Problem requirements: All of the data below should be written out exactly.

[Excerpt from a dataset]
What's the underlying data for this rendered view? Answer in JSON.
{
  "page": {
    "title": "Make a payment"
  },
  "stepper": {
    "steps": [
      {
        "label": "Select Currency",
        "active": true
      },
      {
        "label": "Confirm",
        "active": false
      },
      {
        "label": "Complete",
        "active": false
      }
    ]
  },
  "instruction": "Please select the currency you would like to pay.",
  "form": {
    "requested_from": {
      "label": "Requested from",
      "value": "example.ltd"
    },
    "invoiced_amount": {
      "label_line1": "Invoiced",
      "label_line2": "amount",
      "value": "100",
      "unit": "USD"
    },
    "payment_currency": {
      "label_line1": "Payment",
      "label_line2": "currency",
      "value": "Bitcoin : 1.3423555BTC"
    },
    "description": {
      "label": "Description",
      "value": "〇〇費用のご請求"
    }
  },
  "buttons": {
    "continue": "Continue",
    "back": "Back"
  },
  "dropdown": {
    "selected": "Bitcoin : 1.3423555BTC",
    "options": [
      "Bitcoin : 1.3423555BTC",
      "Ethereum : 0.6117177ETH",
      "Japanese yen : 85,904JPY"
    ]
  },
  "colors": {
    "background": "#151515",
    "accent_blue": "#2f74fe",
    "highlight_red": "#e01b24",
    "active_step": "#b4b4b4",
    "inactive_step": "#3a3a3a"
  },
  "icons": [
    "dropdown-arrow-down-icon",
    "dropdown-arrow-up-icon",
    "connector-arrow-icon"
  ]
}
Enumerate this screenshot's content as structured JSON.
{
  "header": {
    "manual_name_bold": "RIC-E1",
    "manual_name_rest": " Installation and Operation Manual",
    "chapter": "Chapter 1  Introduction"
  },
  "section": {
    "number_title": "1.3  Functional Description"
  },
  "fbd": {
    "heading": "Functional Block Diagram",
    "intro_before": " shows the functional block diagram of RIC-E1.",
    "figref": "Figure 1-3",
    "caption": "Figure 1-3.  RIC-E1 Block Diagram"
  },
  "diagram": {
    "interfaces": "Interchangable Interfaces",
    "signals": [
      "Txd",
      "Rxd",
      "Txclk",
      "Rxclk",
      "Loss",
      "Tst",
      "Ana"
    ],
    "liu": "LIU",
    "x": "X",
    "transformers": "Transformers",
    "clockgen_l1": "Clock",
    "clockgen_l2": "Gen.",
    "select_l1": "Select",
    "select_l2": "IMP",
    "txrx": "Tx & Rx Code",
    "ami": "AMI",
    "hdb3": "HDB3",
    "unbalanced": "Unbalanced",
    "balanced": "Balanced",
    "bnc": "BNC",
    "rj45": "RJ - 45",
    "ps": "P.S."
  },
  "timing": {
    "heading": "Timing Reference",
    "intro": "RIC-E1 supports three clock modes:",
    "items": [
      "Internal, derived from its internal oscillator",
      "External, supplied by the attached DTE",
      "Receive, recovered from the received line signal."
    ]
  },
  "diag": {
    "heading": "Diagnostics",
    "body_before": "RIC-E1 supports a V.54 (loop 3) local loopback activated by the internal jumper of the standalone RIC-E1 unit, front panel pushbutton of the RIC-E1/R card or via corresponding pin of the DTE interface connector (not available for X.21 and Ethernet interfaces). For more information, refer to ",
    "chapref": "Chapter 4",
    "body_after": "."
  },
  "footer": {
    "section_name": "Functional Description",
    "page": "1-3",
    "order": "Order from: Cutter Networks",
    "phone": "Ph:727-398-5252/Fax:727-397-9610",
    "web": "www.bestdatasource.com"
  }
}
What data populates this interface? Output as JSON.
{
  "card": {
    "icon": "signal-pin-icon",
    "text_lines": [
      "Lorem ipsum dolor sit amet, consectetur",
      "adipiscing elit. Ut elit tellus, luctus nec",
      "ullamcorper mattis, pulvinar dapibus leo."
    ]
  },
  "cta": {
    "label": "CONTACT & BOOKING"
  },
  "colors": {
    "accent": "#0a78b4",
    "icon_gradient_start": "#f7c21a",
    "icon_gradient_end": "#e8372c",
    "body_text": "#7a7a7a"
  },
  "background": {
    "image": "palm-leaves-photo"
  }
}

Response to the exercise:
What's the underlying data for this rendered view? Answer in JSON.
{
  "page": {
    "title": "Make a payment"
  },
  "stepper": {
    "steps": [
      {
        "label": "Select Currency",
        "active": true
      },
      {
        "label": "Confirm",
        "active": false
      },
      {
        "label": "Complete",
        "active": false
      }
    ]
  },
  "instruction": "Please select the currency you would like to pay.",
  "form": {
    "requested_from": {
      "label": "Requested from",
      "value": "example.ltd"
    },
    "invoiced_amount": {
      "label_line1": "Invoiced",
      "label_line2": "amount",
      "value": "100",
      "unit": "USD"
    },
    "payment_currency": {
      "label_line1": "Payment",
      "label_line2": "currency",
      "value": "Bitcoin : 1.3423555BTC"
    },
    "description": {
      "label": "Description",
      "value": "〇〇費用のご請求"
    }
  },
  "buttons": {
    "continue": "Continue",
    "back": "Back"
  },
  "dropdown": {
    "selected": "Bitcoin : 1.3423555BTC",
    "options": [
      "Bitcoin : 1.3423555BTC",
      "Ethereum : 0.6117177ETH",
      "Japanese yen : 85,904JPY"
    ]
  },
  "colors": {
    "background": "#151515",
    "accent_blue": "#2f74fe",
    "highlight_red": "#e01b24",
    "active_step": "#b4b4b4",
    "inactive_step": "#3a3a3a"
  },
  "icons": [
    "dropdown-arrow-down-icon",
    "dropdown-arrow-up-icon",
    "connector-arrow-icon"
  ]
}
Enumerate this screenshot's content as structured JSON.
{
  "header": {
    "manual_name_bold": "RIC-E1",
    "manual_name_rest": " Installation and Operation Manual",
    "chapter": "Chapter 1  Introduction"
  },
  "section": {
    "number_title": "1.3  Functional Description"
  },
  "fbd": {
    "heading": "Functional Block Diagram",
    "intro_before": " shows the functional block diagram of RIC-E1.",
    "figref": "Figure 1-3",
    "caption": "Figure 1-3.  RIC-E1 Block Diagram"
  },
  "diagram": {
    "interfaces": "Interchangable Interfaces",
    "signals": [
      "Txd",
      "Rxd",
      "Txclk",
      "Rxclk",
      "Loss",
      "Tst",
      "Ana"
    ],
    "liu": "LIU",
    "x": "X",
    "transformers": "Transformers",
    "clockgen_l1": "Clock",
    "clockgen_l2": "Gen.",
    "select_l1": "Select",
    "select_l2": "IMP",
    "txrx": "Tx & Rx Code",
    "ami": "AMI",
    "hdb3": "HDB3",
    "unbalanced": "Unbalanced",
    "balanced": "Balanced",
    "bnc": "BNC",
    "rj45": "RJ - 45",
    "ps": "P.S."
  },
  "timing": {
    "heading": "Timing Reference",
    "intro": "RIC-E1 supports three clock modes:",
    "items": [
      "Internal, derived from its internal oscillator",
      "External, supplied by the attached DTE",
      "Receive, recovered from the received line signal."
    ]
  },
  "diag": {
    "heading": "Diagnostics",
    "body_before": "RIC-E1 supports a V.54 (loop 3) local loopback activated by the internal jumper of the standalone RIC-E1 unit, front panel pushbutton of the RIC-E1/R card or via corresponding pin of the DTE interface connector (not available for X.21 and Ethernet interfaces). For more information, refer to ",
    "chapref": "Chapter 4",
    "body_after": "."
  },
  "footer": {
    "section_name": "Functional Description",
    "page": "1-3",
    "order": "Order from: Cutter Networks",
    "phone": "Ph:727-398-5252/Fax:727-397-9610",
    "web": "www.bestdatasource.com"
  }
}
What data populates this interface? Output as JSON.
{
  "card": {
    "icon": "signal-pin-icon",
    "text_lines": [
      "Lorem ipsum dolor sit amet, consectetur",
      "adipiscing elit. Ut elit tellus, luctus nec",
      "ullamcorper mattis, pulvinar dapibus leo."
    ]
  },
  "cta": {
    "label": "CONTACT & BOOKING"
  },
  "colors": {
    "accent": "#0a78b4",
    "icon_gradient_start": "#f7c21a",
    "icon_gradient_end": "#e8372c",
    "body_text": "#7a7a7a"
  },
  "background": {
    "image": "palm-leaves-photo"
  }
}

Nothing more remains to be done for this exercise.